_Source records_
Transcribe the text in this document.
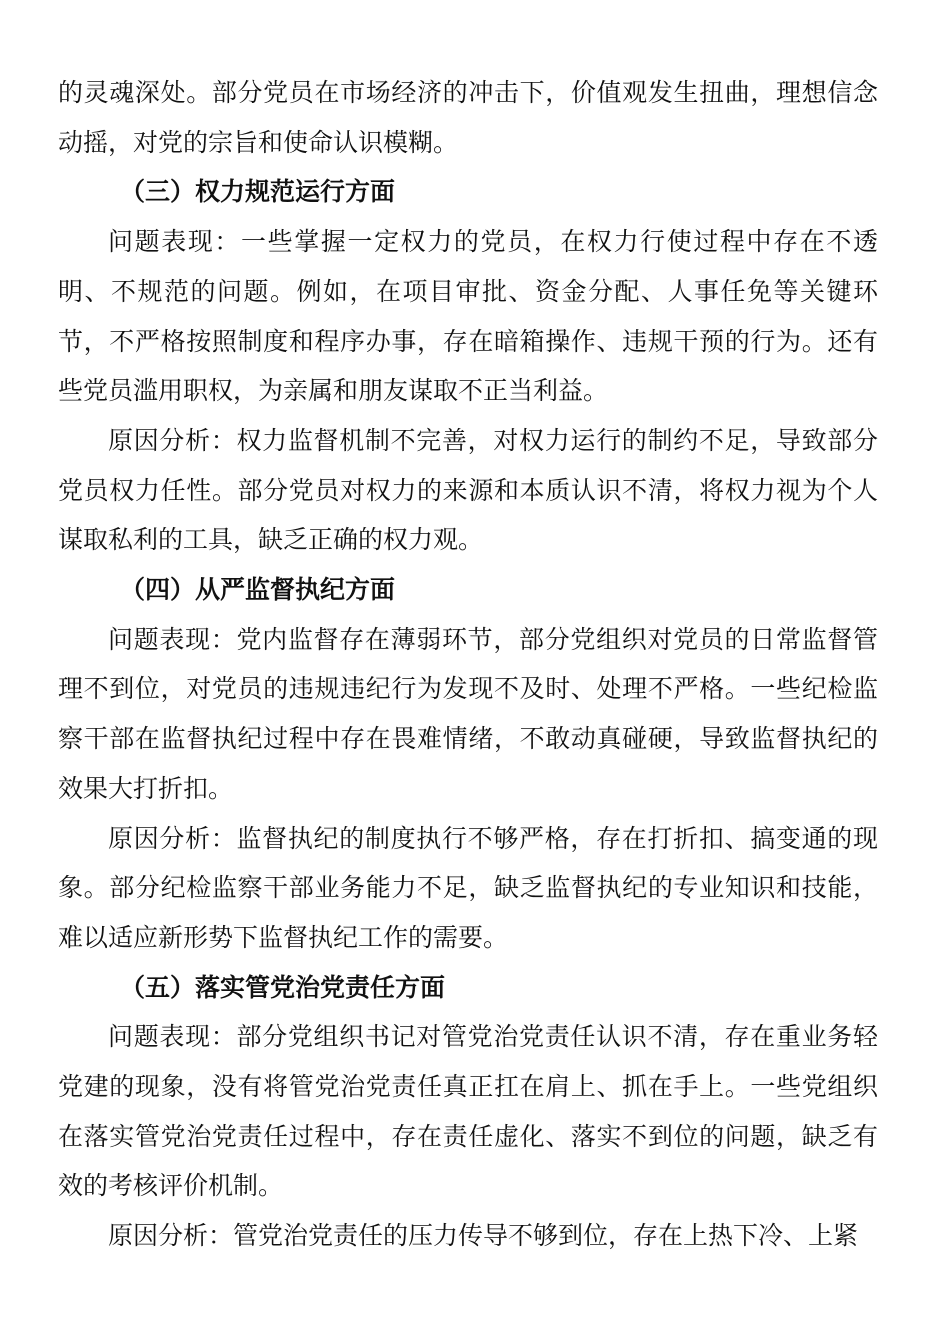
的灵魂深处。部分党员在市场经济的冲击下，价值观发生扭曲，理想信念动摇，对党的宗旨和使命认识模糊。

（三）权力规范运行方面

问题表现：一些掌握一定权力的党员，在权力行使过程中存在不透明、不规范的问题。例如，在项目审批、资金分配、人事任免等关键环节，不严格按照制度和程序办事，存在暗箱操作、违规干预的行为。还有些党员滥用职权，为亲属和朋友谋取不正当利益。

原因分析：权力监督机制不完善，对权力运行的制约不足，导致部分党员权力任性。部分党员对权力的来源和本质认识不清，将权力视为个人谋取私利的工具，缺乏正确的权力观。

（四）从严监督执纪方面

问题表现：党内监督存在薄弱环节，部分党组织对党员的日常监督管理不到位，对党员的违规违纪行为发现不及时、处理不严格。一些纪检监察干部在监督执纪过程中存在畏难情绪，不敢动真碰硬，导致监督执纪的效果大打折扣。

原因分析：监督执纪的制度执行不够严格，存在打折扣、搞变通的现象。部分纪检监察干部业务能力不足，缺乏监督执纪的专业知识和技能，难以适应新形势下监督执纪工作的需要。

（五）落实管党治党责任方面

问题表现：部分党组织书记对管党治党责任认识不清，存在重业务轻党建的现象，没有将管党治党责任真正扛在肩上、抓在手上。一些党组织在落实管党治党责任过程中，存在责任虚化、落实不到位的问题，缺乏有效的考核评价机制。

原因分析：管党治党责任的压力传导不够到位，存在上热下冷、上紧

_OBJECTIVE_
Extract all the data above exactly, excluding every picture.

_SOLVED PROBLEM_
Transcribe the text in this document.
的灵魂深处。部分党员在市场经济的冲击下，价值观发生扭曲，理想信念动摇，对党的宗旨和使命认识模糊。

（三）权力规范运行方面

问题表现：一些掌握一定权力的党员，在权力行使过程中存在不透明、不规范的问题。例如，在项目审批、资金分配、人事任免等关键环节，不严格按照制度和程序办事，存在暗箱操作、违规干预的行为。还有些党员滥用职权，为亲属和朋友谋取不正当利益。

原因分析：权力监督机制不完善，对权力运行的制约不足，导致部分党员权力任性。部分党员对权力的来源和本质认识不清，将权力视为个人谋取私利的工具，缺乏正确的权力观。

（四）从严监督执纪方面

问题表现：党内监督存在薄弱环节，部分党组织对党员的日常监督管理不到位，对党员的违规违纪行为发现不及时、处理不严格。一些纪检监察干部在监督执纪过程中存在畏难情绪，不敢动真碰硬，导致监督执纪的效果大打折扣。

原因分析：监督执纪的制度执行不够严格，存在打折扣、搞变通的现象。部分纪检监察干部业务能力不足，缺乏监督执纪的专业知识和技能，难以适应新形势下监督执纪工作的需要。

（五）落实管党治党责任方面

问题表现：部分党组织书记对管党治党责任认识不清，存在重业务轻党建的现象，没有将管党治党责任真正扛在肩上、抓在手上。一些党组织在落实管党治党责任过程中，存在责任虚化、落实不到位的问题，缺乏有效的考核评价机制。

原因分析：管党治党责任的压力传导不够到位，存在上热下冷、上紧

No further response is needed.